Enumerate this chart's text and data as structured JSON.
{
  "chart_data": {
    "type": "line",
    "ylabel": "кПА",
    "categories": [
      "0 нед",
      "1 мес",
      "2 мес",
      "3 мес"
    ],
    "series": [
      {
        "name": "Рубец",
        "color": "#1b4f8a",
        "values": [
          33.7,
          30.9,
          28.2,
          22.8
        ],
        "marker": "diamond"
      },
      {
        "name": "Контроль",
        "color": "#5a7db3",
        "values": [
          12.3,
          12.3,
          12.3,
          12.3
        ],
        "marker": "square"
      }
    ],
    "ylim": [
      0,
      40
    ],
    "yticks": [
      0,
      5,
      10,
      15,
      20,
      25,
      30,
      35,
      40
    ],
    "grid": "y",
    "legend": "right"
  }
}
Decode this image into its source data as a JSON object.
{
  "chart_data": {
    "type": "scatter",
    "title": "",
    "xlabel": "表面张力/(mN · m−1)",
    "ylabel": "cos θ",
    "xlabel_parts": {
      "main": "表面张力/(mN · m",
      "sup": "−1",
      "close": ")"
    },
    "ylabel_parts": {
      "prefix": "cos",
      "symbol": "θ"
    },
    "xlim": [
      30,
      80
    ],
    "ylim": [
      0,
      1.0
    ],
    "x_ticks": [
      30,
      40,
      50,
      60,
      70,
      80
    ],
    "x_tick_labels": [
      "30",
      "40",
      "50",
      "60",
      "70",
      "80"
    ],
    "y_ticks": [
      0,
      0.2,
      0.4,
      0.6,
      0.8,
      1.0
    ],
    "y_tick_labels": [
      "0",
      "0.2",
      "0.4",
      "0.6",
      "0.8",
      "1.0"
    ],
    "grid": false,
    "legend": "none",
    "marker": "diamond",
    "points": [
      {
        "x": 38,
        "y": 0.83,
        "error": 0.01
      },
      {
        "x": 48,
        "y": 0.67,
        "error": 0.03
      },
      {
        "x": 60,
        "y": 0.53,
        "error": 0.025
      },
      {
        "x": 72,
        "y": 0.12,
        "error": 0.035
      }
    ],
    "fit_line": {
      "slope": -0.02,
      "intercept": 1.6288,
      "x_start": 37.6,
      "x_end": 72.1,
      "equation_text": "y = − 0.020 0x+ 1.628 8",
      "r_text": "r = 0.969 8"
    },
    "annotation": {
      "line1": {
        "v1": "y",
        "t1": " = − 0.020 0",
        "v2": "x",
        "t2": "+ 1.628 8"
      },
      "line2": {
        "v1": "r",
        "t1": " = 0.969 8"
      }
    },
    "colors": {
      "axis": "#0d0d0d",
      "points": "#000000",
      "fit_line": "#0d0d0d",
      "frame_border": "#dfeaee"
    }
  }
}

# # # # # # #

Output the full listing exactly as it stands.

Enumerate this chart's text and data as structured JSON.
{
  "chart_data": {
    "type": "line",
    "ylabel": "кПА",
    "categories": [
      "0 нед",
      "1 мес",
      "2 мес",
      "3 мес"
    ],
    "series": [
      {
        "name": "Рубец",
        "color": "#1b4f8a",
        "values": [
          33.7,
          30.9,
          28.2,
          22.8
        ],
        "marker": "diamond"
      },
      {
        "name": "Контроль",
        "color": "#5a7db3",
        "values": [
          12.3,
          12.3,
          12.3,
          12.3
        ],
        "marker": "square"
      }
    ],
    "ylim": [
      0,
      40
    ],
    "yticks": [
      0,
      5,
      10,
      15,
      20,
      25,
      30,
      35,
      40
    ],
    "grid": "y",
    "legend": "right"
  }
}
Decode this image into its source data as a JSON object.
{
  "chart_data": {
    "type": "scatter",
    "title": "",
    "xlabel": "表面张力/(mN · m−1)",
    "ylabel": "cos θ",
    "xlabel_parts": {
      "main": "表面张力/(mN · m",
      "sup": "−1",
      "close": ")"
    },
    "ylabel_parts": {
      "prefix": "cos",
      "symbol": "θ"
    },
    "xlim": [
      30,
      80
    ],
    "ylim": [
      0,
      1.0
    ],
    "x_ticks": [
      30,
      40,
      50,
      60,
      70,
      80
    ],
    "x_tick_labels": [
      "30",
      "40",
      "50",
      "60",
      "70",
      "80"
    ],
    "y_ticks": [
      0,
      0.2,
      0.4,
      0.6,
      0.8,
      1.0
    ],
    "y_tick_labels": [
      "0",
      "0.2",
      "0.4",
      "0.6",
      "0.8",
      "1.0"
    ],
    "grid": false,
    "legend": "none",
    "marker": "diamond",
    "points": [
      {
        "x": 38,
        "y": 0.83,
        "error": 0.01
      },
      {
        "x": 48,
        "y": 0.67,
        "error": 0.03
      },
      {
        "x": 60,
        "y": 0.53,
        "error": 0.025
      },
      {
        "x": 72,
        "y": 0.12,
        "error": 0.035
      }
    ],
    "fit_line": {
      "slope": -0.02,
      "intercept": 1.6288,
      "x_start": 37.6,
      "x_end": 72.1,
      "equation_text": "y = − 0.020 0x+ 1.628 8",
      "r_text": "r = 0.969 8"
    },
    "annotation": {
      "line1": {
        "v1": "y",
        "t1": " = − 0.020 0",
        "v2": "x",
        "t2": "+ 1.628 8"
      },
      "line2": {
        "v1": "r",
        "t1": " = 0.969 8"
      }
    },
    "colors": {
      "axis": "#0d0d0d",
      "points": "#000000",
      "fit_line": "#0d0d0d",
      "frame_border": "#dfeaee"
    }
  }
}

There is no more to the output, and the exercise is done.